**Entries provided:**
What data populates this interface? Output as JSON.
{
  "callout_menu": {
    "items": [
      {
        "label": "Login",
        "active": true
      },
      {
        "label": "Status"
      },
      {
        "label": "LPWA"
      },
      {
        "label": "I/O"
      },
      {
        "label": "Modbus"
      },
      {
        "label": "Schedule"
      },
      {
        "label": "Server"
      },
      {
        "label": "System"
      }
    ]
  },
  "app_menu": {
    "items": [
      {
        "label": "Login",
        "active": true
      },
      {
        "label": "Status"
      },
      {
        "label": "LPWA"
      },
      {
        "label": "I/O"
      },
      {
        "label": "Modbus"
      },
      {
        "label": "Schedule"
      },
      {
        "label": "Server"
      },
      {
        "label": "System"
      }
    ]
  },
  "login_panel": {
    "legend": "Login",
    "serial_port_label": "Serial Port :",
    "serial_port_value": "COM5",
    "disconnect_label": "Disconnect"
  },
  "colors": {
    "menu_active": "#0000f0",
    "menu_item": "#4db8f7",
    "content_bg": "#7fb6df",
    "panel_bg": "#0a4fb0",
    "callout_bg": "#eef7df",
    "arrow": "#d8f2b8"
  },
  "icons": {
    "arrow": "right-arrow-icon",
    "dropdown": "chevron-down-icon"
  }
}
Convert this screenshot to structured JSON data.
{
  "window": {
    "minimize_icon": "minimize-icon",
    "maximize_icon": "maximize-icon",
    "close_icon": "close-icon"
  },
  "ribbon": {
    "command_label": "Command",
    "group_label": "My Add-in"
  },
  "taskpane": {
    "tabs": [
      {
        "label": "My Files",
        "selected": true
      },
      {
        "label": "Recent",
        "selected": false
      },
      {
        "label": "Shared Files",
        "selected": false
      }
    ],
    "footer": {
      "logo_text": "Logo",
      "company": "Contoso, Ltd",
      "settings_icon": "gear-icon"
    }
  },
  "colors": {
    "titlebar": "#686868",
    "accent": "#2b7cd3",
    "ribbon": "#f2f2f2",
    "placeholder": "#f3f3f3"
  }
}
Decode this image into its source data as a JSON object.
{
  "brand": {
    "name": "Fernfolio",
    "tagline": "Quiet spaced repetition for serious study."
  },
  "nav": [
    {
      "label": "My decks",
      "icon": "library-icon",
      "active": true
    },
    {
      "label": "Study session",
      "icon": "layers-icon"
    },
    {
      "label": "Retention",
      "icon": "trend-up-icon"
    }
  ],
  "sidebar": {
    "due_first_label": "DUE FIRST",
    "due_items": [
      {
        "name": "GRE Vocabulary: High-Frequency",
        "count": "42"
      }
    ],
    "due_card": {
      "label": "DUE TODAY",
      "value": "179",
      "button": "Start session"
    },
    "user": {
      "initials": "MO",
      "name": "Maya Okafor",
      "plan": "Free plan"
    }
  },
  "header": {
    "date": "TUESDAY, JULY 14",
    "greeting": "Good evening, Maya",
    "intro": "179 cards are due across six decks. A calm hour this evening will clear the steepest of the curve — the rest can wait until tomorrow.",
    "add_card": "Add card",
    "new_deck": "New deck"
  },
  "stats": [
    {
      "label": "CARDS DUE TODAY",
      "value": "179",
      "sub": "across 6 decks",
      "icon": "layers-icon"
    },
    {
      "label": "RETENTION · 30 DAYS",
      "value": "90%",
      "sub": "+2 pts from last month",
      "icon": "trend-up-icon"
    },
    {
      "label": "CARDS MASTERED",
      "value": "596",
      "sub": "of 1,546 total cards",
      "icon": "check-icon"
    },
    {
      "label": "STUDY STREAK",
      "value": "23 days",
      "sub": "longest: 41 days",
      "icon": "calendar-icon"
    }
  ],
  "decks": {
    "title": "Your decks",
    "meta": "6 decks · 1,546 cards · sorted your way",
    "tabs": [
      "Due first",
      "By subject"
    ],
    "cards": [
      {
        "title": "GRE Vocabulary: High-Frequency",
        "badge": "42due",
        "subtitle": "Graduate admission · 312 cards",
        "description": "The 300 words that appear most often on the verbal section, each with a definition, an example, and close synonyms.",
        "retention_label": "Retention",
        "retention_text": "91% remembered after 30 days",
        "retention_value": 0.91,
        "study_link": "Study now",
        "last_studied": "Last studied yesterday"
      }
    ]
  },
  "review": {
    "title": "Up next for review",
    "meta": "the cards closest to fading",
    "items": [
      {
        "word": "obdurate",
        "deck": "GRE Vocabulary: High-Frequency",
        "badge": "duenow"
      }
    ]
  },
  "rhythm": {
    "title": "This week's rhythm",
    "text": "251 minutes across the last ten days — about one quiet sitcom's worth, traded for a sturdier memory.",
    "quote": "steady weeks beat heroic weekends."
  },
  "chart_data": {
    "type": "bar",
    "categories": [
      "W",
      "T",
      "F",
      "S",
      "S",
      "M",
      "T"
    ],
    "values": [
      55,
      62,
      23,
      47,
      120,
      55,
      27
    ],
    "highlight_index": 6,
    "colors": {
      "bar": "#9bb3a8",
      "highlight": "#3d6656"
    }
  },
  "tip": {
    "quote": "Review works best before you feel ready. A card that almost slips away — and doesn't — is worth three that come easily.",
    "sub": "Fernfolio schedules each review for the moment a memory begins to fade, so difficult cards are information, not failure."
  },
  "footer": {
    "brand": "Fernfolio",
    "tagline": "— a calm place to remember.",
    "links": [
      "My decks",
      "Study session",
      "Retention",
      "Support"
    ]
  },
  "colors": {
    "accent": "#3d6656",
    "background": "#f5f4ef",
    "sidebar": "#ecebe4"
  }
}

**To do:** Print the complete listing again, exactly as it stands.

**The response:**
What data populates this interface? Output as JSON.
{
  "callout_menu": {
    "items": [
      {
        "label": "Login",
        "active": true
      },
      {
        "label": "Status"
      },
      {
        "label": "LPWA"
      },
      {
        "label": "I/O"
      },
      {
        "label": "Modbus"
      },
      {
        "label": "Schedule"
      },
      {
        "label": "Server"
      },
      {
        "label": "System"
      }
    ]
  },
  "app_menu": {
    "items": [
      {
        "label": "Login",
        "active": true
      },
      {
        "label": "Status"
      },
      {
        "label": "LPWA"
      },
      {
        "label": "I/O"
      },
      {
        "label": "Modbus"
      },
      {
        "label": "Schedule"
      },
      {
        "label": "Server"
      },
      {
        "label": "System"
      }
    ]
  },
  "login_panel": {
    "legend": "Login",
    "serial_port_label": "Serial Port :",
    "serial_port_value": "COM5",
    "disconnect_label": "Disconnect"
  },
  "colors": {
    "menu_active": "#0000f0",
    "menu_item": "#4db8f7",
    "content_bg": "#7fb6df",
    "panel_bg": "#0a4fb0",
    "callout_bg": "#eef7df",
    "arrow": "#d8f2b8"
  },
  "icons": {
    "arrow": "right-arrow-icon",
    "dropdown": "chevron-down-icon"
  }
}
Convert this screenshot to structured JSON data.
{
  "window": {
    "minimize_icon": "minimize-icon",
    "maximize_icon": "maximize-icon",
    "close_icon": "close-icon"
  },
  "ribbon": {
    "command_label": "Command",
    "group_label": "My Add-in"
  },
  "taskpane": {
    "tabs": [
      {
        "label": "My Files",
        "selected": true
      },
      {
        "label": "Recent",
        "selected": false
      },
      {
        "label": "Shared Files",
        "selected": false
      }
    ],
    "footer": {
      "logo_text": "Logo",
      "company": "Contoso, Ltd",
      "settings_icon": "gear-icon"
    }
  },
  "colors": {
    "titlebar": "#686868",
    "accent": "#2b7cd3",
    "ribbon": "#f2f2f2",
    "placeholder": "#f3f3f3"
  }
}
Decode this image into its source data as a JSON object.
{
  "brand": {
    "name": "Fernfolio",
    "tagline": "Quiet spaced repetition for serious study."
  },
  "nav": [
    {
      "label": "My decks",
      "icon": "library-icon",
      "active": true
    },
    {
      "label": "Study session",
      "icon": "layers-icon"
    },
    {
      "label": "Retention",
      "icon": "trend-up-icon"
    }
  ],
  "sidebar": {
    "due_first_label": "DUE FIRST",
    "due_items": [
      {
        "name": "GRE Vocabulary: High-Frequency",
        "count": "42"
      }
    ],
    "due_card": {
      "label": "DUE TODAY",
      "value": "179",
      "button": "Start session"
    },
    "user": {
      "initials": "MO",
      "name": "Maya Okafor",
      "plan": "Free plan"
    }
  },
  "header": {
    "date": "TUESDAY, JULY 14",
    "greeting": "Good evening, Maya",
    "intro": "179 cards are due across six decks. A calm hour this evening will clear the steepest of the curve — the rest can wait until tomorrow.",
    "add_card": "Add card",
    "new_deck": "New deck"
  },
  "stats": [
    {
      "label": "CARDS DUE TODAY",
      "value": "179",
      "sub": "across 6 decks",
      "icon": "layers-icon"
    },
    {
      "label": "RETENTION · 30 DAYS",
      "value": "90%",
      "sub": "+2 pts from last month",
      "icon": "trend-up-icon"
    },
    {
      "label": "CARDS MASTERED",
      "value": "596",
      "sub": "of 1,546 total cards",
      "icon": "check-icon"
    },
    {
      "label": "STUDY STREAK",
      "value": "23 days",
      "sub": "longest: 41 days",
      "icon": "calendar-icon"
    }
  ],
  "decks": {
    "title": "Your decks",
    "meta": "6 decks · 1,546 cards · sorted your way",
    "tabs": [
      "Due first",
      "By subject"
    ],
    "cards": [
      {
        "title": "GRE Vocabulary: High-Frequency",
        "badge": "42due",
        "subtitle": "Graduate admission · 312 cards",
        "description": "The 300 words that appear most often on the verbal section, each with a definition, an example, and close synonyms.",
        "retention_label": "Retention",
        "retention_text": "91% remembered after 30 days",
        "retention_value": 0.91,
        "study_link": "Study now",
        "last_studied": "Last studied yesterday"
      }
    ]
  },
  "review": {
    "title": "Up next for review",
    "meta": "the cards closest to fading",
    "items": [
      {
        "word": "obdurate",
        "deck": "GRE Vocabulary: High-Frequency",
        "badge": "duenow"
      }
    ]
  },
  "rhythm": {
    "title": "This week's rhythm",
    "text": "251 minutes across the last ten days — about one quiet sitcom's worth, traded for a sturdier memory.",
    "quote": "steady weeks beat heroic weekends."
  },
  "chart_data": {
    "type": "bar",
    "categories": [
      "W",
      "T",
      "F",
      "S",
      "S",
      "M",
      "T"
    ],
    "values": [
      55,
      62,
      23,
      47,
      120,
      55,
      27
    ],
    "highlight_index": 6,
    "colors": {
      "bar": "#9bb3a8",
      "highlight": "#3d6656"
    }
  },
  "tip": {
    "quote": "Review works best before you feel ready. A card that almost slips away — and doesn't — is worth three that come easily.",
    "sub": "Fernfolio schedules each review for the moment a memory begins to fade, so difficult cards are information, not failure."
  },
  "footer": {
    "brand": "Fernfolio",
    "tagline": "— a calm place to remember.",
    "links": [
      "My decks",
      "Study session",
      "Retention",
      "Support"
    ]
  },
  "colors": {
    "accent": "#3d6656",
    "background": "#f5f4ef",
    "sidebar": "#ecebe4"
  }
}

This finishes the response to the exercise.